**Listing**
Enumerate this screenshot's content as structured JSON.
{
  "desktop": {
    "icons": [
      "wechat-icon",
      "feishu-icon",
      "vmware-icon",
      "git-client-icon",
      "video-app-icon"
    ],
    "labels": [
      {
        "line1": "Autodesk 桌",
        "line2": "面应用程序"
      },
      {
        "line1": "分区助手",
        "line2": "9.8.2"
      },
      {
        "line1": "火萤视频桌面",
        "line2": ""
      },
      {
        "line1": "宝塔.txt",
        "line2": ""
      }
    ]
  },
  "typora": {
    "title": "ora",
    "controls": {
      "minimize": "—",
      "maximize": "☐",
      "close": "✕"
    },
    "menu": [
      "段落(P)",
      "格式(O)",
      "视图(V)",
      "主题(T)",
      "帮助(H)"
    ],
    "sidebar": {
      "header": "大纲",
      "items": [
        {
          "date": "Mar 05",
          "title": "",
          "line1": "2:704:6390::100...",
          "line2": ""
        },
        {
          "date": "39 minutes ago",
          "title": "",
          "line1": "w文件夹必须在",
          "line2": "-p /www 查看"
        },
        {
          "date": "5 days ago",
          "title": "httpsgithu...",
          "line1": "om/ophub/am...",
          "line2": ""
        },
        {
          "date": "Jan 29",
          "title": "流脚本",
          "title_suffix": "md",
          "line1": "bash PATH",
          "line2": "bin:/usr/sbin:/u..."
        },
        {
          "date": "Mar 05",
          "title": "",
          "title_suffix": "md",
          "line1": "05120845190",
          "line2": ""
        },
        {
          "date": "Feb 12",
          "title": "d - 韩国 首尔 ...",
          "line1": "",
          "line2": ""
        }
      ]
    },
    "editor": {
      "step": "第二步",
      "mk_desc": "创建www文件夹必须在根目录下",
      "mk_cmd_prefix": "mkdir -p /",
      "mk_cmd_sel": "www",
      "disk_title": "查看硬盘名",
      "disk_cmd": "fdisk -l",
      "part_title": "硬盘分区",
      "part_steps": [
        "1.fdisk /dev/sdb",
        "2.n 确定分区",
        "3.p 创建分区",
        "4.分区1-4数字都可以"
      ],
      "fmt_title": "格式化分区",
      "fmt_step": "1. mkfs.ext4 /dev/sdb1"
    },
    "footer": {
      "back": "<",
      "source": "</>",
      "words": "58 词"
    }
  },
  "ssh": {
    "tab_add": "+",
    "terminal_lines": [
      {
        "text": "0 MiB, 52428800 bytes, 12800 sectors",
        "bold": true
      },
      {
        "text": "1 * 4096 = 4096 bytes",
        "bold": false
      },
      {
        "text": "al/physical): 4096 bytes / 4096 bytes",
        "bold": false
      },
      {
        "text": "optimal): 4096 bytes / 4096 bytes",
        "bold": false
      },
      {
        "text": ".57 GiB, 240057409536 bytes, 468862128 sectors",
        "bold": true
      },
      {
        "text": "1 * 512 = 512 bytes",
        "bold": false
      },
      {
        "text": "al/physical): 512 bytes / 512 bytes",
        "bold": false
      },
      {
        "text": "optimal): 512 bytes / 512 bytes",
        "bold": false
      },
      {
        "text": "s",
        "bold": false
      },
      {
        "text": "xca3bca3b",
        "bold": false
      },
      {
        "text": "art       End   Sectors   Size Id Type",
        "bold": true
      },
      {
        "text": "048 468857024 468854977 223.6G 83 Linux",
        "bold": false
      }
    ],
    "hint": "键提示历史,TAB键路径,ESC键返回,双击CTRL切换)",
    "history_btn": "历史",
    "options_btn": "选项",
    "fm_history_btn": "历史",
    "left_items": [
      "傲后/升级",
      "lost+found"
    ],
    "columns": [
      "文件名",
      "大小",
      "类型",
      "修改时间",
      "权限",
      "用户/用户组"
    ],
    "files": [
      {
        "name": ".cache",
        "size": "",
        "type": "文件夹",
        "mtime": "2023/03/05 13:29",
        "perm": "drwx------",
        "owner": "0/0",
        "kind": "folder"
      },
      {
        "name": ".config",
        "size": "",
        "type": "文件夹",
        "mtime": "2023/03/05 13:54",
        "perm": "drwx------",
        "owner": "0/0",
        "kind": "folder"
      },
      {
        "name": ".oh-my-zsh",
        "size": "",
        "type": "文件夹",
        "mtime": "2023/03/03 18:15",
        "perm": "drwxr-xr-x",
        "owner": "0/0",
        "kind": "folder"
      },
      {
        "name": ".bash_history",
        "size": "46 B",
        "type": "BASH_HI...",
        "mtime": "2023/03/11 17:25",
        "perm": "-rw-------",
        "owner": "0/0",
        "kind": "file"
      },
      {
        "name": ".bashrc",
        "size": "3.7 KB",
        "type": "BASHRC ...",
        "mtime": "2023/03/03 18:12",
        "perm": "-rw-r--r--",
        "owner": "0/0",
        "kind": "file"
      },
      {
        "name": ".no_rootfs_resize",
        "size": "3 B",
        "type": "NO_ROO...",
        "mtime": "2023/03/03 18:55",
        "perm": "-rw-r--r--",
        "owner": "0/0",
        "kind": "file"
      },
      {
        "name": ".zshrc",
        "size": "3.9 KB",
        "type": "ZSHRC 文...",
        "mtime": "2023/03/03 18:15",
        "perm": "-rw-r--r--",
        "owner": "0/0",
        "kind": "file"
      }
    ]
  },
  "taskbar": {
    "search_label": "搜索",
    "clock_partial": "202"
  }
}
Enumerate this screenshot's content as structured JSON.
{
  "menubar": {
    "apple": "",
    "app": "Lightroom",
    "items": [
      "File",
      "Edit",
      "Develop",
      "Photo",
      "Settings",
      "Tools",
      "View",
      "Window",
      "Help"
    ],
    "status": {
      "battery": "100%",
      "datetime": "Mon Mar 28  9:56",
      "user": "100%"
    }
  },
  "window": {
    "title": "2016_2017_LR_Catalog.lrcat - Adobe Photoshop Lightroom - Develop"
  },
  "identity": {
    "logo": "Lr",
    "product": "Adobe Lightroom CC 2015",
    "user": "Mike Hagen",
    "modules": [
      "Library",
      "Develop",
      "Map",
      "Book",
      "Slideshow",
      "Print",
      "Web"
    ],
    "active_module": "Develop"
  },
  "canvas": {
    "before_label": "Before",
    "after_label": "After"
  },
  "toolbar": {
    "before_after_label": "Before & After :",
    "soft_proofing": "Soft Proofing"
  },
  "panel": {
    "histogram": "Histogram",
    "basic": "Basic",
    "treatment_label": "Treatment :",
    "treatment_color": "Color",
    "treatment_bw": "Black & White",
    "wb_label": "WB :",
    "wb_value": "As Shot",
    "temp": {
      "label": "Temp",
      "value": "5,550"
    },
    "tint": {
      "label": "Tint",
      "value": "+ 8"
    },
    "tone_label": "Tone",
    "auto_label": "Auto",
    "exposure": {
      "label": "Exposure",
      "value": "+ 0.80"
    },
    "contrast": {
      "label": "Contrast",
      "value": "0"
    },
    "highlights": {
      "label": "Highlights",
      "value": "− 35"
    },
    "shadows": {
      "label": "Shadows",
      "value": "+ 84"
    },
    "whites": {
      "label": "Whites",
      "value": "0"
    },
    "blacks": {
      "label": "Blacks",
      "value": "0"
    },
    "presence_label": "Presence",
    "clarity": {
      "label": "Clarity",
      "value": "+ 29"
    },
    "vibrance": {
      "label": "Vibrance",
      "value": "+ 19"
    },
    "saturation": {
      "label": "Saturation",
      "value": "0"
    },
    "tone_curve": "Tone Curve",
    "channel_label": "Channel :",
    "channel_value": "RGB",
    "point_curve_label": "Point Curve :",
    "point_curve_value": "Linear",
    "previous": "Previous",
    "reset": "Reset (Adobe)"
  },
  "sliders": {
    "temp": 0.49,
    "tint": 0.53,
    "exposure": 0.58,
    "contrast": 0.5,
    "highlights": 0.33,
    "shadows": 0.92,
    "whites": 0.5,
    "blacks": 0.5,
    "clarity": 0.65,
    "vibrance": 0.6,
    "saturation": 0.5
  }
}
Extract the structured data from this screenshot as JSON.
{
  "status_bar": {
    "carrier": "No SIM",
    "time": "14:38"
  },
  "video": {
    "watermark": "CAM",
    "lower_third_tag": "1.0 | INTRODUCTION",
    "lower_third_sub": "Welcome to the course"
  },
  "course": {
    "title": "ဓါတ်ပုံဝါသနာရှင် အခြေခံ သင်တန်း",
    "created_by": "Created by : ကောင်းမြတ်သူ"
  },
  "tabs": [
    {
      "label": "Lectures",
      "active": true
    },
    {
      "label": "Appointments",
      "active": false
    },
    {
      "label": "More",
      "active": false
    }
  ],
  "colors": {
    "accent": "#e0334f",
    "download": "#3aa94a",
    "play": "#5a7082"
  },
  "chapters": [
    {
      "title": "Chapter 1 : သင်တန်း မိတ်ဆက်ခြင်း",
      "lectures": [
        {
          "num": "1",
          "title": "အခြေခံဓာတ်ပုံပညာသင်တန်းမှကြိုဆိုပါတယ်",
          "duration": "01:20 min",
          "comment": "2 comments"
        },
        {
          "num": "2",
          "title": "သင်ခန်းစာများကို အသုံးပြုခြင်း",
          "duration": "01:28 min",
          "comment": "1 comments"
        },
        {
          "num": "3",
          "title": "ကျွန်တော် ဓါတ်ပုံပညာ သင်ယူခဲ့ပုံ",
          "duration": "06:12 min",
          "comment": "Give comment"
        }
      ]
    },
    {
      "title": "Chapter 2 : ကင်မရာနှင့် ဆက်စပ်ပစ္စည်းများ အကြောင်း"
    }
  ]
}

**Problem to work on**
Scan the data for the word "name" and copy every line where it shows up.

**The response**
        "name": ".cache",
        "name": ".config",
        "name": ".oh-my-zsh",
        "name": ".bash_history",
        "name": ".bashrc",
        "name": ".no_rootfs_resize",
        "name": ".zshrc",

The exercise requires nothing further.